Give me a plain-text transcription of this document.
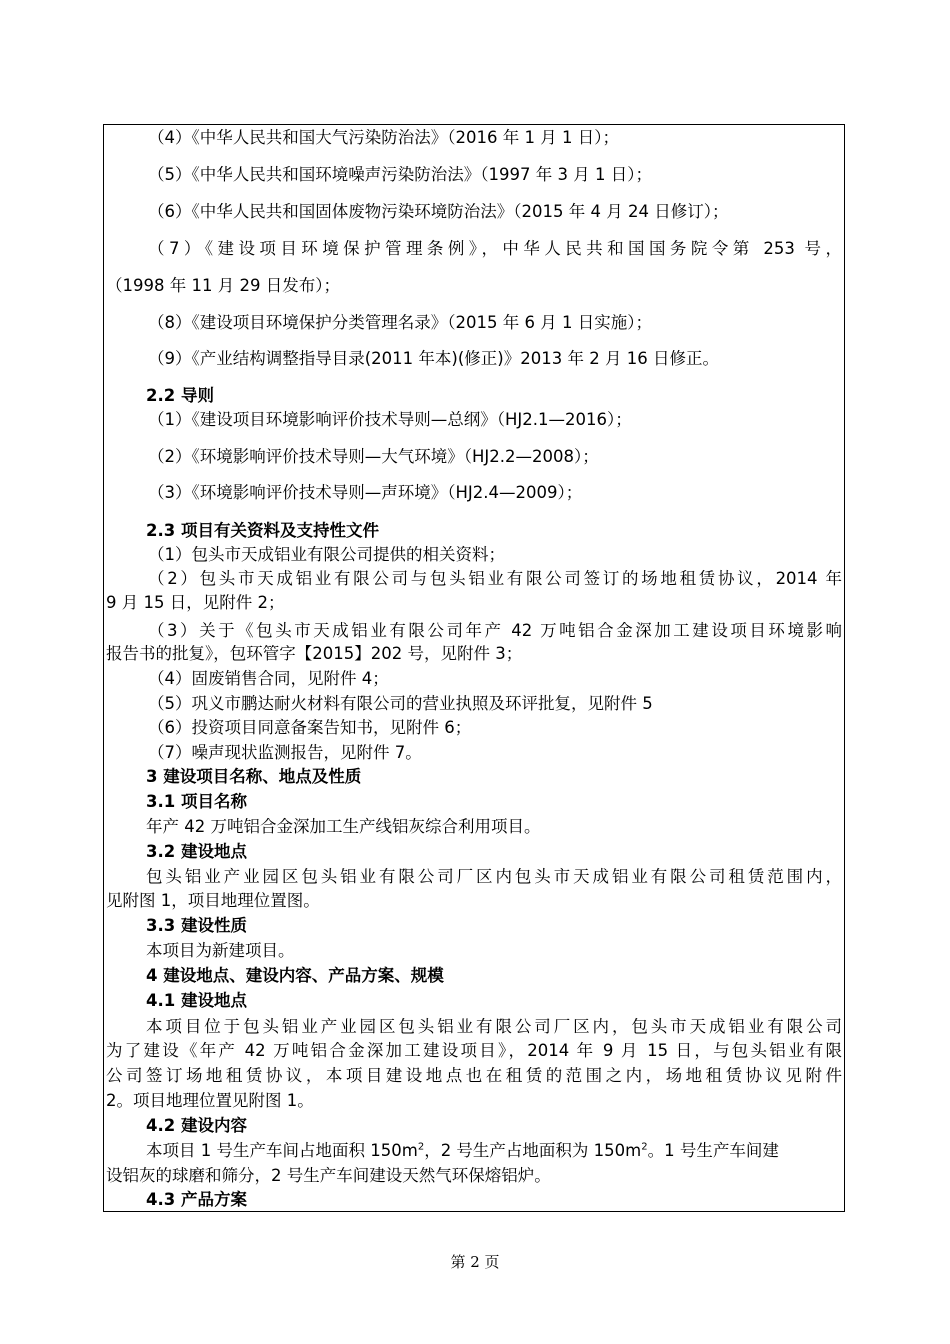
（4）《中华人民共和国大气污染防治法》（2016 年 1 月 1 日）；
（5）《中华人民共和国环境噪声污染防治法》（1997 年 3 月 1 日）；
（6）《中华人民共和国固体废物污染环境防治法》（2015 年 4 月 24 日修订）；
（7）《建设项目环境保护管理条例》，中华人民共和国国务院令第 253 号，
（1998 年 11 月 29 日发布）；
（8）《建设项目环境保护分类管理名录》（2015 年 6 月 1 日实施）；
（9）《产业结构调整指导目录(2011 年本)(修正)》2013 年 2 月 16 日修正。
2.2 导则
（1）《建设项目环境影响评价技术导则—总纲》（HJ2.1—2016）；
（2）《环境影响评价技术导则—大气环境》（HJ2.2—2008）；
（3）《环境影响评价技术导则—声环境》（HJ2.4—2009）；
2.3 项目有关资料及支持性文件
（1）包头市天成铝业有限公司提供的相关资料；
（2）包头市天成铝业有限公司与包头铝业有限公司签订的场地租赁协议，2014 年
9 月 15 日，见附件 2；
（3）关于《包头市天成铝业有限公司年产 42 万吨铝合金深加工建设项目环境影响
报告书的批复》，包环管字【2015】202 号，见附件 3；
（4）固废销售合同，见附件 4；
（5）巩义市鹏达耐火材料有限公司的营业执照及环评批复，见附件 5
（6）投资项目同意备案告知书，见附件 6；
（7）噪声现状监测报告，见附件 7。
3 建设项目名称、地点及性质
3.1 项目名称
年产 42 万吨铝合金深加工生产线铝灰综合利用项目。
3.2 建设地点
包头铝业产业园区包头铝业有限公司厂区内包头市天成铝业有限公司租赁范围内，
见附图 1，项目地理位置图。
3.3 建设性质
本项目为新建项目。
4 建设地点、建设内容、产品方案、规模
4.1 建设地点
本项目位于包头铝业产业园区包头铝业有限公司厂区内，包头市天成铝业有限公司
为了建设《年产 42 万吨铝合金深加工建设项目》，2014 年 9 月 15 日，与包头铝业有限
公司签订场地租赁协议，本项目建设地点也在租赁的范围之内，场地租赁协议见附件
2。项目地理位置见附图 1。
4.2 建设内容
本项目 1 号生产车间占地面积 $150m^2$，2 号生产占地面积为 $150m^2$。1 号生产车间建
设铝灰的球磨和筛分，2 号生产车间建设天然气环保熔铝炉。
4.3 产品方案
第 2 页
##############################
• Exercise description
Write out the whole listing exactly, and drop the pictures.

• Complete response
Give me a plain-text transcription of this document.
（4）《中华人民共和国大气污染防治法》（2016 年 1 月 1 日）；
（5）《中华人民共和国环境噪声污染防治法》（1997 年 3 月 1 日）；
（6）《中华人民共和国固体废物污染环境防治法》（2015 年 4 月 24 日修订）；
（7）《建设项目环境保护管理条例》，中华人民共和国国务院令第 253 号，
（1998 年 11 月 29 日发布）；
（8）《建设项目环境保护分类管理名录》（2015 年 6 月 1 日实施）；
（9）《产业结构调整指导目录(2011 年本)(修正)》2013 年 2 月 16 日修正。
2.2 导则
（1）《建设项目环境影响评价技术导则—总纲》（HJ2.1—2016）；
（2）《环境影响评价技术导则—大气环境》（HJ2.2—2008）；
（3）《环境影响评价技术导则—声环境》（HJ2.4—2009）；
2.3 项目有关资料及支持性文件
（1）包头市天成铝业有限公司提供的相关资料；
（2）包头市天成铝业有限公司与包头铝业有限公司签订的场地租赁协议，2014 年
9 月 15 日，见附件 2；
（3）关于《包头市天成铝业有限公司年产 42 万吨铝合金深加工建设项目环境影响
报告书的批复》，包环管字【2015】202 号，见附件 3；
（4）固废销售合同，见附件 4；
（5）巩义市鹏达耐火材料有限公司的营业执照及环评批复，见附件 5
（6）投资项目同意备案告知书，见附件 6；
（7）噪声现状监测报告，见附件 7。
3 建设项目名称、地点及性质
3.1 项目名称
年产 42 万吨铝合金深加工生产线铝灰综合利用项目。
3.2 建设地点
包头铝业产业园区包头铝业有限公司厂区内包头市天成铝业有限公司租赁范围内，
见附图 1，项目地理位置图。
3.3 建设性质
本项目为新建项目。
4 建设地点、建设内容、产品方案、规模
4.1 建设地点
本项目位于包头铝业产业园区包头铝业有限公司厂区内，包头市天成铝业有限公司
为了建设《年产 42 万吨铝合金深加工建设项目》，2014 年 9 月 15 日，与包头铝业有限
公司签订场地租赁协议，本项目建设地点也在租赁的范围之内，场地租赁协议见附件
2。项目地理位置见附图 1。
4.2 建设内容
本项目 1 号生产车间占地面积 $150m^2$，2 号生产占地面积为 $150m^2$。1 号生产车间建
设铝灰的球磨和筛分，2 号生产车间建设天然气环保熔铝炉。
4.3 产品方案
第 2 页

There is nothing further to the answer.